# Textauszug
###
Es war der Tag, an dem Maas den deutschen Botschafter aus Venezuela zu Konsultationen zurückrief, dem Land, in dem der Machtkampf auch um die Grundversorgung der Bevölkerung ausgetragen wird und Stromausfälle Menschenleben fordern. Der Botschafter sei „auf meinen ausdrücklichen Wunsch" zur Rückkehr von Juan Guaidó gefahren, um mit seiner Anwesenheit eine drohende Verhaftung des Mannes zu verhindern, der unter anderem von Deutschland als Interimspräsident anerkannt worden war. Das wiederum wurde in einem Gutachten des Bundestags als ungewöhnlich für eine deutsche Bundesregierung eingeordnet. Die Grenze zur üblichen Nichteinmischung in innere Angelegenheiten eines anderen Staates ist damit tangiert, was Die Linke im Bundestag als einen Tabubruch und die Entscheidung „völkerrechtlich auf dünnem Eis" sieht. Maas seinerseits mahnt, man könne „gerade im linken Spektrum dem Treiben in Venezuela nicht tatenlos zusehen" und bekräftigt: „Wir werden eintreten für faire, freie, demokratische Wahlen, und ob unser Botschafter zur Persona non grata erklärt wird oder nicht, wird dran auch nichts ändern".
###
# Gesammelte Daten
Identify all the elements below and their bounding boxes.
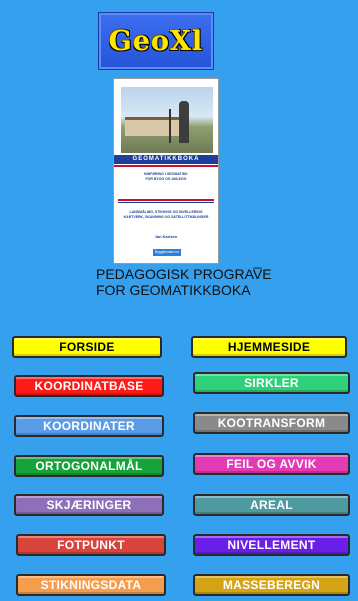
###
Wozu fuhr der deutsche Botschafter laut dem Textauszug über Venezuela zur Rückkehr von Juan Guaidó?

# Antwort
Er sollte mit seiner Anwesenheit eine drohende Verhaftung Guaidós verhindern.